The problem: Identify all lines of the data containing the string "Output" and copy them.

[Dataset listings of figures]
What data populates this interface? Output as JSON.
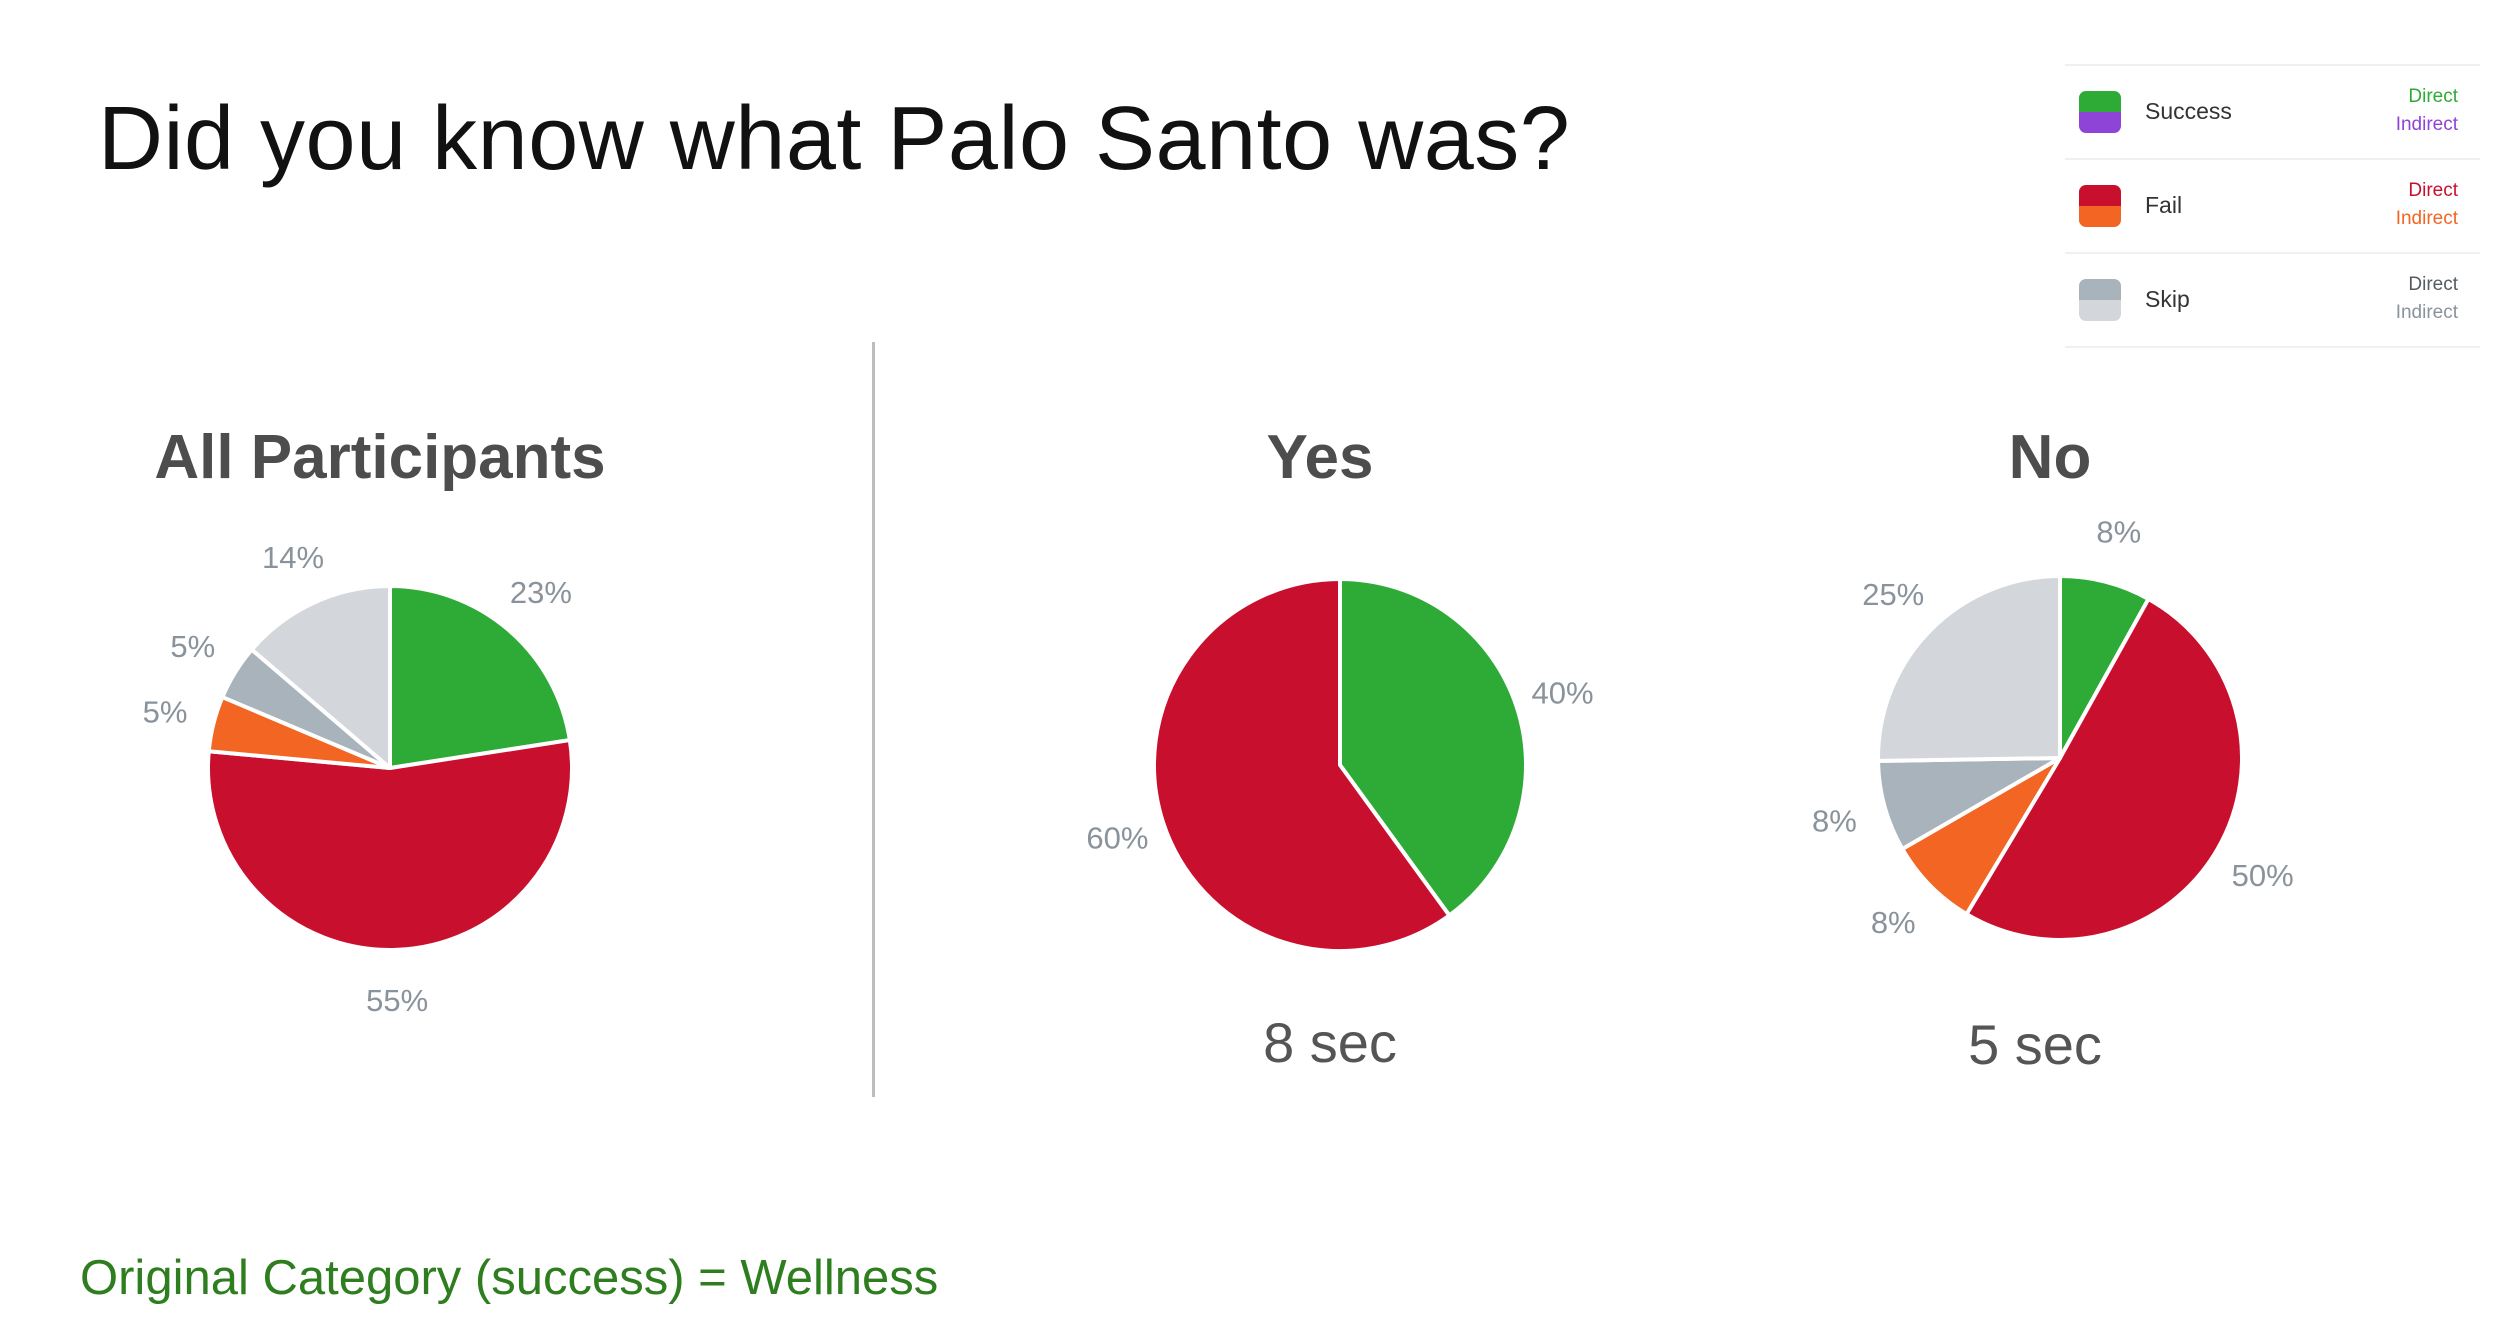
{
  "title": "Did you know what Palo Santo was?",
  "legend": [
    {
      "label": "Success",
      "top": "Direct",
      "bottom": "Indirect",
      "colors": [
        "#2eaa36",
        "#8e44d6"
      ],
      "text_colors": [
        "#2eaa36",
        "#8e44d6"
      ]
    },
    {
      "label": "Fail",
      "top": "Direct",
      "bottom": "Indirect",
      "colors": [
        "#c8102e",
        "#f26522"
      ],
      "text_colors": [
        "#c8102e",
        "#f26522"
      ]
    },
    {
      "label": "Skip",
      "top": "Direct",
      "bottom": "Indirect",
      "colors": [
        "#a9b3bb",
        "#d3d7dc"
      ],
      "text_colors": [
        "#555c63",
        "#8a939b"
      ]
    }
  ],
  "chart_data": [
    {
      "type": "pie",
      "title": "All Participants",
      "slices": [
        {
          "name": "Success Direct",
          "value": 23,
          "label": "23%",
          "color": "#2eaa36"
        },
        {
          "name": "Fail Direct",
          "value": 55,
          "label": "55%",
          "color": "#c8102e"
        },
        {
          "name": "Fail Indirect",
          "value": 5,
          "label": "5%",
          "color": "#f26522"
        },
        {
          "name": "Skip Direct",
          "value": 5,
          "label": "5%",
          "color": "#a9b3bb"
        },
        {
          "name": "Skip Indirect",
          "value": 14,
          "label": "14%",
          "color": "#d3d7dc"
        }
      ]
    },
    {
      "type": "pie",
      "title": "Yes",
      "time": "8 sec",
      "slices": [
        {
          "name": "Success Direct",
          "value": 40,
          "label": "40%",
          "color": "#2eaa36"
        },
        {
          "name": "Fail Direct",
          "value": 60,
          "label": "60%",
          "color": "#c8102e"
        }
      ]
    },
    {
      "type": "pie",
      "title": "No",
      "time": "5 sec",
      "slices": [
        {
          "name": "Success Direct",
          "value": 8,
          "label": "8%",
          "color": "#2eaa36"
        },
        {
          "name": "Fail Direct",
          "value": 50,
          "label": "50%",
          "color": "#c8102e"
        },
        {
          "name": "Fail Indirect",
          "value": 8,
          "label": "8%",
          "color": "#f26522"
        },
        {
          "name": "Skip Direct",
          "value": 8,
          "label": "8%",
          "color": "#a9b3bb"
        },
        {
          "name": "Skip Indirect",
          "value": 25,
          "label": "25%",
          "color": "#d3d7dc"
        }
      ]
    }
  ],
  "footer": "Original Category (success) = Wellness"
}
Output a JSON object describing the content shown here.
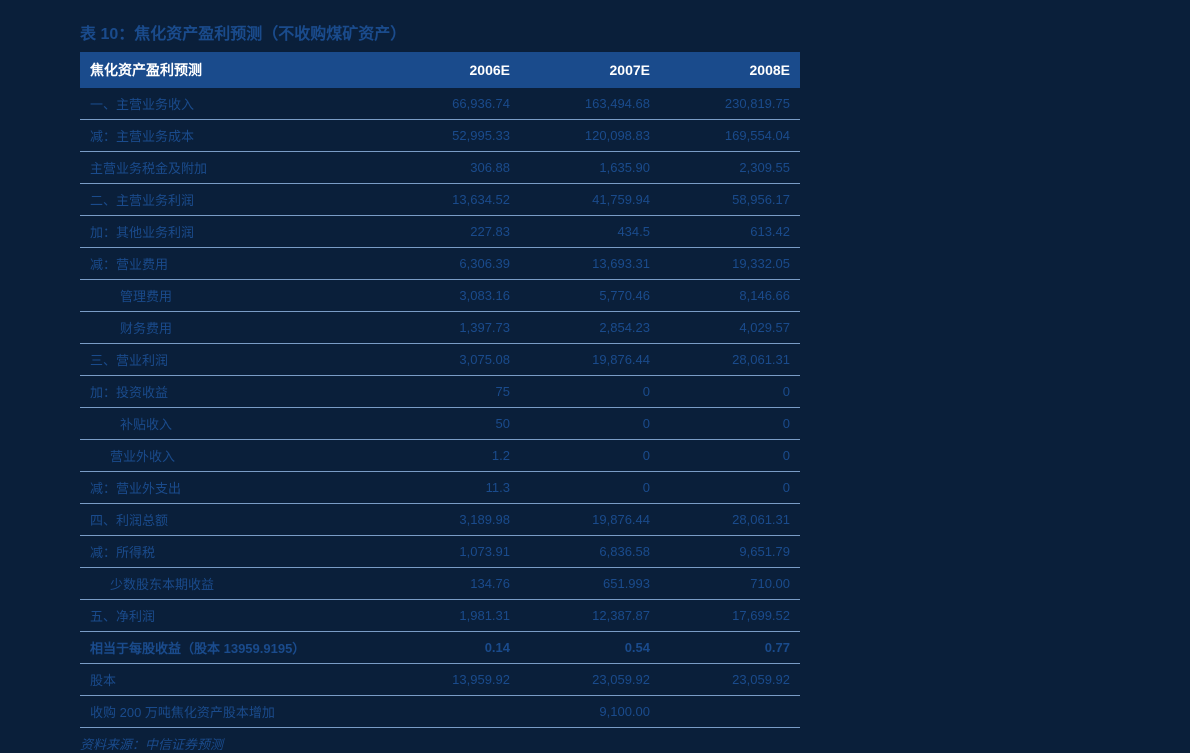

Written solution:
What data populates this interface? Output as JSON.
Output a JSON object describing the content shown here.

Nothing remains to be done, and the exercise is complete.